Directions:
Every line of the records must be repeated exactly; pictures stay out.

· · · ·

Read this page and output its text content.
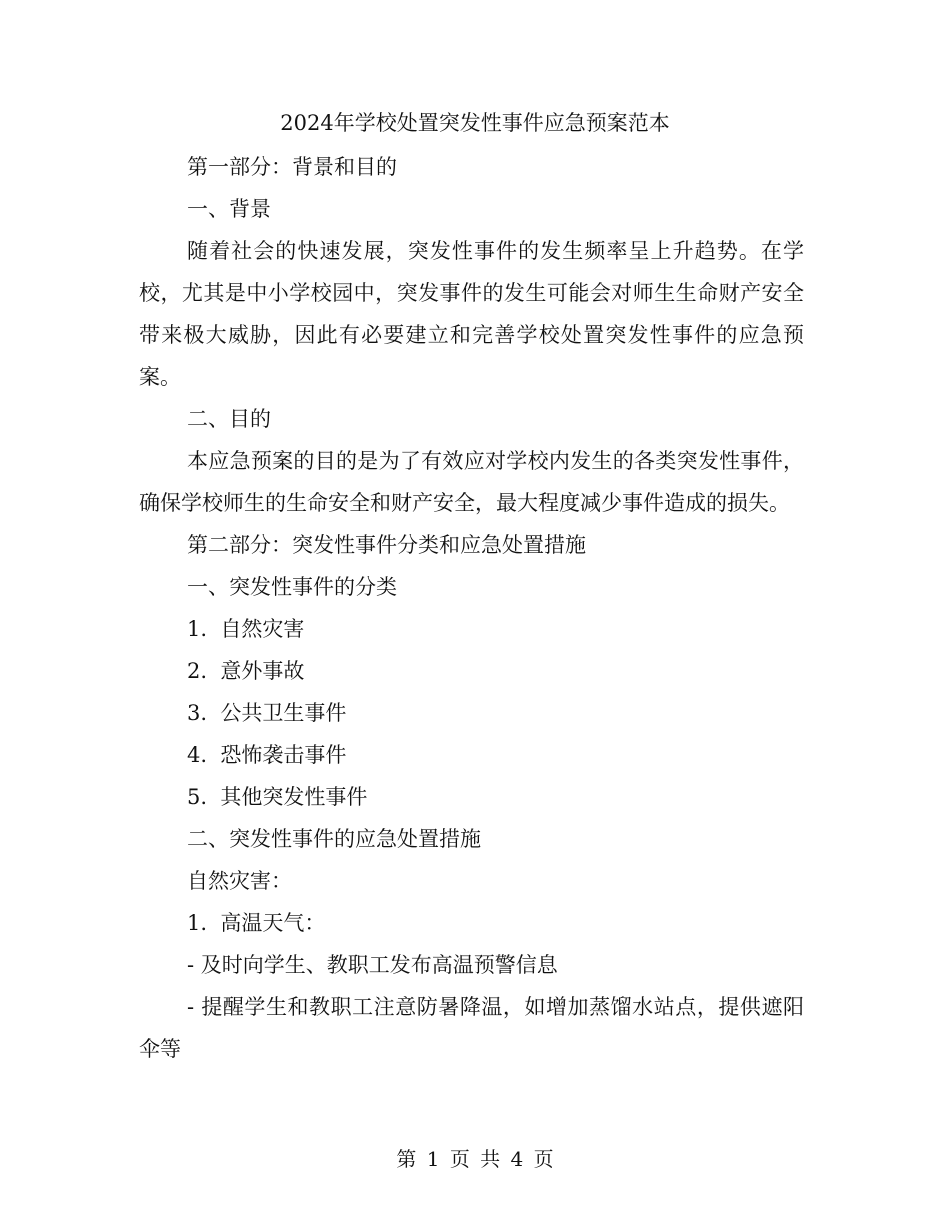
2024年学校处置突发性事件应急预案范本

第一部分：背景和目的

一、背景

随着社会的快速发展，突发性事件的发生频率呈上升趋势。在学校，尤其是中小学校园中，突发事件的发生可能会对师生生命财产安全带来极大威胁，因此有必要建立和完善学校处置突发性事件的应急预案。

二、目的

本应急预案的目的是为了有效应对学校内发生的各类突发性事件，确保学校师生的生命安全和财产安全，最大程度减少事件造成的损失。

第二部分：突发性事件分类和应急处置措施

一、突发性事件的分类

1.  自然灾害

2.  意外事故

3.  公共卫生事件

4.  恐怖袭击事件

5.  其他突发性事件

二、突发性事件的应急处置措施

自然灾害：

1.  高温天气：

- 及时向学生、教职工发布高温预警信息

- 提醒学生和教职工注意防暑降温，如增加蒸馏水站点，提供遮阳伞等

第 1 页 共 4 页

· · · ·

Full response:
Read this page and output its text content.
2024年学校处置突发性事件应急预案范本

第一部分：背景和目的

一、背景

随着社会的快速发展，突发性事件的发生频率呈上升趋势。在学校，尤其是中小学校园中，突发事件的发生可能会对师生生命财产安全带来极大威胁，因此有必要建立和完善学校处置突发性事件的应急预案。

二、目的

本应急预案的目的是为了有效应对学校内发生的各类突发性事件，确保学校师生的生命安全和财产安全，最大程度减少事件造成的损失。

第二部分：突发性事件分类和应急处置措施

一、突发性事件的分类

1.  自然灾害

2.  意外事故

3.  公共卫生事件

4.  恐怖袭击事件

5.  其他突发性事件

二、突发性事件的应急处置措施

自然灾害：

1.  高温天气：

- 及时向学生、教职工发布高温预警信息

- 提醒学生和教职工注意防暑降温，如增加蒸馏水站点，提供遮阳伞等

第 1 页 共 4 页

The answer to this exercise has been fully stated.